• **YOUR GOAL**
Transcribe the material below exactly as it appears.

• **INPUT ROWS**
**********
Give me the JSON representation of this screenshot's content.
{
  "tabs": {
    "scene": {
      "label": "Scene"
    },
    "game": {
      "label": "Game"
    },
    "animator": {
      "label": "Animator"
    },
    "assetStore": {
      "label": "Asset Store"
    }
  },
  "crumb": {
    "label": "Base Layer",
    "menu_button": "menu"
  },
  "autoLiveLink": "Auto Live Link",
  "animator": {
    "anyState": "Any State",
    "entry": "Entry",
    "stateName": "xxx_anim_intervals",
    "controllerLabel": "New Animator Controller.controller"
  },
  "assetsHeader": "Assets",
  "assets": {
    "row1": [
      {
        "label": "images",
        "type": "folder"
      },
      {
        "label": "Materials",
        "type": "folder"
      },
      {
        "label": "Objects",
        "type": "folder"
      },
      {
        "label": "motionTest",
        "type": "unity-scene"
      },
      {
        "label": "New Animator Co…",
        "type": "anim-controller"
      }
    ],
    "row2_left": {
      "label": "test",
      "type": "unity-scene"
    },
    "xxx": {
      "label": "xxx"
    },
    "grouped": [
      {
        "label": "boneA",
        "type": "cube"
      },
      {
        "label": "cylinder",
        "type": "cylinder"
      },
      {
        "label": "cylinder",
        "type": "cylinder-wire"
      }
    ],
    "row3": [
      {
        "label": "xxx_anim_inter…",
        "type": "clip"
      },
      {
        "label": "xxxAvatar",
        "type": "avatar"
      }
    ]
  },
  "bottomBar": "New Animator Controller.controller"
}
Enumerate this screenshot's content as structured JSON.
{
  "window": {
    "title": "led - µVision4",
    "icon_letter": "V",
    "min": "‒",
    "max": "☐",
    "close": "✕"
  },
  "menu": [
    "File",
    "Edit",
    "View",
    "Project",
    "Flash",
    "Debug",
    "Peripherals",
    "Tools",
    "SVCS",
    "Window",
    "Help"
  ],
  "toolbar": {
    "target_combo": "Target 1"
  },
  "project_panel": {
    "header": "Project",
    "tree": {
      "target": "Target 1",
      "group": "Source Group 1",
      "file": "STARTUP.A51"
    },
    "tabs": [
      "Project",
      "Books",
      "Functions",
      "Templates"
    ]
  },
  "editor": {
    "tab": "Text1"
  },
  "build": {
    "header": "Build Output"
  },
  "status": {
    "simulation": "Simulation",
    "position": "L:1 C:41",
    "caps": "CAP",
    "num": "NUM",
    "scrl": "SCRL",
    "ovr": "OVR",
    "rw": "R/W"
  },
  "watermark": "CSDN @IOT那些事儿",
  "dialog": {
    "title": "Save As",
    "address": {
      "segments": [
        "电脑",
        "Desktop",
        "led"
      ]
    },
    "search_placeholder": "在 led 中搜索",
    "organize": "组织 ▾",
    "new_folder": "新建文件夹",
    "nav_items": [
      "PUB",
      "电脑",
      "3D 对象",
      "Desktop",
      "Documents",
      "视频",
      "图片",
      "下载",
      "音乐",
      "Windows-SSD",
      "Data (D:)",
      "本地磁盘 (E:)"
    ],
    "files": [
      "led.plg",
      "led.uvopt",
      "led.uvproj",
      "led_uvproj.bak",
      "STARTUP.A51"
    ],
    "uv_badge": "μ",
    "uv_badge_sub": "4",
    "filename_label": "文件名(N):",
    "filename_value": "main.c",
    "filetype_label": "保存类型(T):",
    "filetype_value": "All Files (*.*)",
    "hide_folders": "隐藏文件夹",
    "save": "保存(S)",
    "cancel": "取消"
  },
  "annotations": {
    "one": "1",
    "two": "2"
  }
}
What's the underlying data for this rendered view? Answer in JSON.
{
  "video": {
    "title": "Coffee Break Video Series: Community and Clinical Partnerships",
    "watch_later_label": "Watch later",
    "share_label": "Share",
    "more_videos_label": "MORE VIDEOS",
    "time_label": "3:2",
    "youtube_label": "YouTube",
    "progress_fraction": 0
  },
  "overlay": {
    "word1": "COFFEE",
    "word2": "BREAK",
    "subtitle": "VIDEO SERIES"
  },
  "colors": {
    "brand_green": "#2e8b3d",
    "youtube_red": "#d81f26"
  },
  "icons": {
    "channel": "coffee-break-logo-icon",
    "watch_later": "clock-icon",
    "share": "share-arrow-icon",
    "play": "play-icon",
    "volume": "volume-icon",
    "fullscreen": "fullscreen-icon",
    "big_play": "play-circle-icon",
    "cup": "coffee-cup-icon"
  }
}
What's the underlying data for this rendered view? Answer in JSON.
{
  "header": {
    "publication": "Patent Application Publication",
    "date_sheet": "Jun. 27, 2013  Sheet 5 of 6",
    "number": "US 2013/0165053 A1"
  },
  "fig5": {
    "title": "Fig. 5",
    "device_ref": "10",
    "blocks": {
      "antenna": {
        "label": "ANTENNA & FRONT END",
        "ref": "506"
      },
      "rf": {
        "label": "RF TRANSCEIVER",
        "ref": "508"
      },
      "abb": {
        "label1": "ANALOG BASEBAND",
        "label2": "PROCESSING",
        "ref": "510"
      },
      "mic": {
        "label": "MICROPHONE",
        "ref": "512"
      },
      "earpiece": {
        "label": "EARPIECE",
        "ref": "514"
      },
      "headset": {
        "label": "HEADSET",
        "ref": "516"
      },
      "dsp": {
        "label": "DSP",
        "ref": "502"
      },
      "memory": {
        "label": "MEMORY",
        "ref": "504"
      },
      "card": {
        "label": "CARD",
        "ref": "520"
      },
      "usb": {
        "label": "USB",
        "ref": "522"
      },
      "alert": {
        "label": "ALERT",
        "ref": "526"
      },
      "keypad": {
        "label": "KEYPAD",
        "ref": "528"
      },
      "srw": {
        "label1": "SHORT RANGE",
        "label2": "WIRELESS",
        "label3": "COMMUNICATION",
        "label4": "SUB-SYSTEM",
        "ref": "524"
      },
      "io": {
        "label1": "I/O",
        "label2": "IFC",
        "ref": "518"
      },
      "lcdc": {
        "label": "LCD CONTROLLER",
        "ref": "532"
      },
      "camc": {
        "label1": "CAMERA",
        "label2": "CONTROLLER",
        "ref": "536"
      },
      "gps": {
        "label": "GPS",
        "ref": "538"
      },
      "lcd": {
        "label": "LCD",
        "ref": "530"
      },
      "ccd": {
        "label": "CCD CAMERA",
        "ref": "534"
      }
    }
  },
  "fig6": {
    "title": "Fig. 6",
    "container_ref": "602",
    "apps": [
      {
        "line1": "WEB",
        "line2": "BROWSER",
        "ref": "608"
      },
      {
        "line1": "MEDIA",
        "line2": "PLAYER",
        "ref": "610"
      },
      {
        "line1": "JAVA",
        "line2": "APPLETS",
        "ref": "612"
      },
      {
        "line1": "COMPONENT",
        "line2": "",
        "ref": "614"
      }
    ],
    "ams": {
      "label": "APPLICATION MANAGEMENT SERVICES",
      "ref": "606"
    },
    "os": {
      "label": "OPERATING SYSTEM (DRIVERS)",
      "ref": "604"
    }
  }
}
**********
• **RESPONSE TO THE TASK**
Give me the JSON representation of this screenshot's content.
{
  "tabs": {
    "scene": {
      "label": "Scene"
    },
    "game": {
      "label": "Game"
    },
    "animator": {
      "label": "Animator"
    },
    "assetStore": {
      "label": "Asset Store"
    }
  },
  "crumb": {
    "label": "Base Layer",
    "menu_button": "menu"
  },
  "autoLiveLink": "Auto Live Link",
  "animator": {
    "anyState": "Any State",
    "entry": "Entry",
    "stateName": "xxx_anim_intervals",
    "controllerLabel": "New Animator Controller.controller"
  },
  "assetsHeader": "Assets",
  "assets": {
    "row1": [
      {
        "label": "images",
        "type": "folder"
      },
      {
        "label": "Materials",
        "type": "folder"
      },
      {
        "label": "Objects",
        "type": "folder"
      },
      {
        "label": "motionTest",
        "type": "unity-scene"
      },
      {
        "label": "New Animator Co…",
        "type": "anim-controller"
      }
    ],
    "row2_left": {
      "label": "test",
      "type": "unity-scene"
    },
    "xxx": {
      "label": "xxx"
    },
    "grouped": [
      {
        "label": "boneA",
        "type": "cube"
      },
      {
        "label": "cylinder",
        "type": "cylinder"
      },
      {
        "label": "cylinder",
        "type": "cylinder-wire"
      }
    ],
    "row3": [
      {
        "label": "xxx_anim_inter…",
        "type": "clip"
      },
      {
        "label": "xxxAvatar",
        "type": "avatar"
      }
    ]
  },
  "bottomBar": "New Animator Controller.controller"
}
Enumerate this screenshot's content as structured JSON.
{
  "window": {
    "title": "led - µVision4",
    "icon_letter": "V",
    "min": "‒",
    "max": "☐",
    "close": "✕"
  },
  "menu": [
    "File",
    "Edit",
    "View",
    "Project",
    "Flash",
    "Debug",
    "Peripherals",
    "Tools",
    "SVCS",
    "Window",
    "Help"
  ],
  "toolbar": {
    "target_combo": "Target 1"
  },
  "project_panel": {
    "header": "Project",
    "tree": {
      "target": "Target 1",
      "group": "Source Group 1",
      "file": "STARTUP.A51"
    },
    "tabs": [
      "Project",
      "Books",
      "Functions",
      "Templates"
    ]
  },
  "editor": {
    "tab": "Text1"
  },
  "build": {
    "header": "Build Output"
  },
  "status": {
    "simulation": "Simulation",
    "position": "L:1 C:41",
    "caps": "CAP",
    "num": "NUM",
    "scrl": "SCRL",
    "ovr": "OVR",
    "rw": "R/W"
  },
  "watermark": "CSDN @IOT那些事儿",
  "dialog": {
    "title": "Save As",
    "address": {
      "segments": [
        "电脑",
        "Desktop",
        "led"
      ]
    },
    "search_placeholder": "在 led 中搜索",
    "organize": "组织 ▾",
    "new_folder": "新建文件夹",
    "nav_items": [
      "PUB",
      "电脑",
      "3D 对象",
      "Desktop",
      "Documents",
      "视频",
      "图片",
      "下载",
      "音乐",
      "Windows-SSD",
      "Data (D:)",
      "本地磁盘 (E:)"
    ],
    "files": [
      "led.plg",
      "led.uvopt",
      "led.uvproj",
      "led_uvproj.bak",
      "STARTUP.A51"
    ],
    "uv_badge": "μ",
    "uv_badge_sub": "4",
    "filename_label": "文件名(N):",
    "filename_value": "main.c",
    "filetype_label": "保存类型(T):",
    "filetype_value": "All Files (*.*)",
    "hide_folders": "隐藏文件夹",
    "save": "保存(S)",
    "cancel": "取消"
  },
  "annotations": {
    "one": "1",
    "two": "2"
  }
}
What's the underlying data for this rendered view? Answer in JSON.
{
  "video": {
    "title": "Coffee Break Video Series: Community and Clinical Partnerships",
    "watch_later_label": "Watch later",
    "share_label": "Share",
    "more_videos_label": "MORE VIDEOS",
    "time_label": "3:2",
    "youtube_label": "YouTube",
    "progress_fraction": 0
  },
  "overlay": {
    "word1": "COFFEE",
    "word2": "BREAK",
    "subtitle": "VIDEO SERIES"
  },
  "colors": {
    "brand_green": "#2e8b3d",
    "youtube_red": "#d81f26"
  },
  "icons": {
    "channel": "coffee-break-logo-icon",
    "watch_later": "clock-icon",
    "share": "share-arrow-icon",
    "play": "play-icon",
    "volume": "volume-icon",
    "fullscreen": "fullscreen-icon",
    "big_play": "play-circle-icon",
    "cup": "coffee-cup-icon"
  }
}
What's the underlying data for this rendered view? Answer in JSON.
{
  "header": {
    "publication": "Patent Application Publication",
    "date_sheet": "Jun. 27, 2013  Sheet 5 of 6",
    "number": "US 2013/0165053 A1"
  },
  "fig5": {
    "title": "Fig. 5",
    "device_ref": "10",
    "blocks": {
      "antenna": {
        "label": "ANTENNA & FRONT END",
        "ref": "506"
      },
      "rf": {
        "label": "RF TRANSCEIVER",
        "ref": "508"
      },
      "abb": {
        "label1": "ANALOG BASEBAND",
        "label2": "PROCESSING",
        "ref": "510"
      },
      "mic": {
        "label": "MICROPHONE",
        "ref": "512"
      },
      "earpiece": {
        "label": "EARPIECE",
        "ref": "514"
      },
      "headset": {
        "label": "HEADSET",
        "ref": "516"
      },
      "dsp": {
        "label": "DSP",
        "ref": "502"
      },
      "memory": {
        "label": "MEMORY",
        "ref": "504"
      },
      "card": {
        "label": "CARD",
        "ref": "520"
      },
      "usb": {
        "label": "USB",
        "ref": "522"
      },
      "alert": {
        "label": "ALERT",
        "ref": "526"
      },
      "keypad": {
        "label": "KEYPAD",
        "ref": "528"
      },
      "srw": {
        "label1": "SHORT RANGE",
        "label2": "WIRELESS",
        "label3": "COMMUNICATION",
        "label4": "SUB-SYSTEM",
        "ref": "524"
      },
      "io": {
        "label1": "I/O",
        "label2": "IFC",
        "ref": "518"
      },
      "lcdc": {
        "label": "LCD CONTROLLER",
        "ref": "532"
      },
      "camc": {
        "label1": "CAMERA",
        "label2": "CONTROLLER",
        "ref": "536"
      },
      "gps": {
        "label": "GPS",
        "ref": "538"
      },
      "lcd": {
        "label": "LCD",
        "ref": "530"
      },
      "ccd": {
        "label": "CCD CAMERA",
        "ref": "534"
      }
    }
  },
  "fig6": {
    "title": "Fig. 6",
    "container_ref": "602",
    "apps": [
      {
        "line1": "WEB",
        "line2": "BROWSER",
        "ref": "608"
      },
      {
        "line1": "MEDIA",
        "line2": "PLAYER",
        "ref": "610"
      },
      {
        "line1": "JAVA",
        "line2": "APPLETS",
        "ref": "612"
      },
      {
        "line1": "COMPONENT",
        "line2": "",
        "ref": "614"
      }
    ],
    "ams": {
      "label": "APPLICATION MANAGEMENT SERVICES",
      "ref": "606"
    },
    "os": {
      "label": "OPERATING SYSTEM (DRIVERS)",
      "ref": "604"
    }
  }
}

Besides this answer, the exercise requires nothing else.